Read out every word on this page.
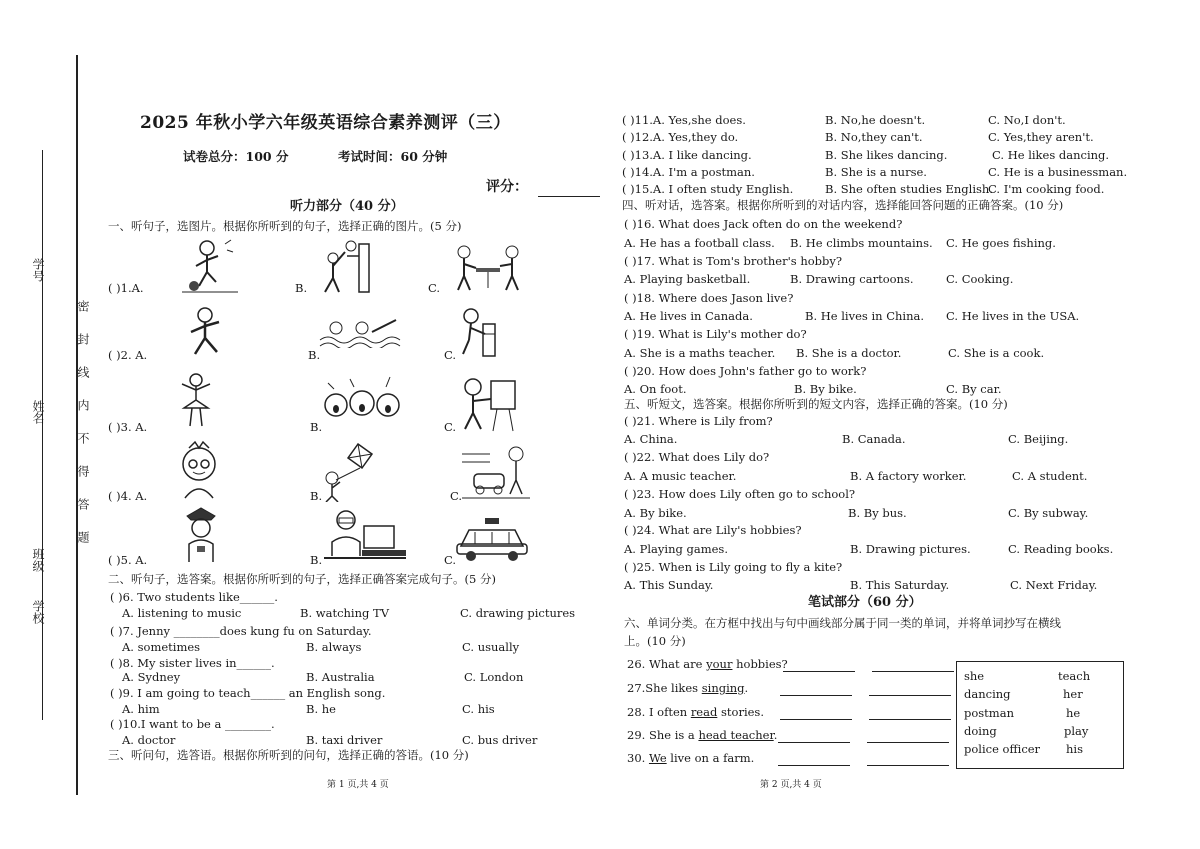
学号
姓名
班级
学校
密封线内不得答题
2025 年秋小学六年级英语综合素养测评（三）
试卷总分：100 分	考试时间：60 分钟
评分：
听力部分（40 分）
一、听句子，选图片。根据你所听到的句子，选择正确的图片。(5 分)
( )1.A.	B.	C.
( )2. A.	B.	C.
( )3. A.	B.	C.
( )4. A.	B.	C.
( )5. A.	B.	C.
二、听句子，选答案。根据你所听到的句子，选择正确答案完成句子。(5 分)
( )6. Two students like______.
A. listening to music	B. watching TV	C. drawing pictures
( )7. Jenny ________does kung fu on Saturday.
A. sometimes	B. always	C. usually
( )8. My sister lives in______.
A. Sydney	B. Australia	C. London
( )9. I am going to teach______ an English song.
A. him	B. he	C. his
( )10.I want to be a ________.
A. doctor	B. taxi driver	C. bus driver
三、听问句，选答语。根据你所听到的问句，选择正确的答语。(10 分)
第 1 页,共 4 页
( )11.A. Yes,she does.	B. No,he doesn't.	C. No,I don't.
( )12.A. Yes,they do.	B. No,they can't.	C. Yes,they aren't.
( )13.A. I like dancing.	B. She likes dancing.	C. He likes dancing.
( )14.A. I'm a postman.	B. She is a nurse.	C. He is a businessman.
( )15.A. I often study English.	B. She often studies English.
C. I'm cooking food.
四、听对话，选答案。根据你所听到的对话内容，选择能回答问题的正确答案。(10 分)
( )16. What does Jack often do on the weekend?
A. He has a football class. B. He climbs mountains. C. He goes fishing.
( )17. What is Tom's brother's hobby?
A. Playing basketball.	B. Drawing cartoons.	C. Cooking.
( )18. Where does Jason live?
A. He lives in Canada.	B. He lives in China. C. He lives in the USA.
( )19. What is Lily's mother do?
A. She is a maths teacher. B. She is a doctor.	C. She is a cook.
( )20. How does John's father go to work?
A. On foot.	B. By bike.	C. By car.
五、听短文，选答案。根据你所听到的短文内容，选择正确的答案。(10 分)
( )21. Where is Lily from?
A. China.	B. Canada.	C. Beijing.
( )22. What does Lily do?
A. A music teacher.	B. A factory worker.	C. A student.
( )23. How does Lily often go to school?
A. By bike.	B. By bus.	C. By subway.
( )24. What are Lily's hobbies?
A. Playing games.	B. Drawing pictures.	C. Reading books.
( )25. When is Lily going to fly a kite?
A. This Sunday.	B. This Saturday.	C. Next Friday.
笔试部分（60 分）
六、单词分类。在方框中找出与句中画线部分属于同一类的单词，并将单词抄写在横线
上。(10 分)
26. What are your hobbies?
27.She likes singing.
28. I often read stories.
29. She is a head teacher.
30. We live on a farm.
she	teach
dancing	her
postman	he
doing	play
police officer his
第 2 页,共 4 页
----------------------------------------
# WRITTEN REQUEST:
Where a line of the entries contains the word "bike", copy that line.

# EXERCISE OUTPUT:
A. On foot.	B. By bike.	C. By car.
A. By bike.	B. By bus.	C. By subway.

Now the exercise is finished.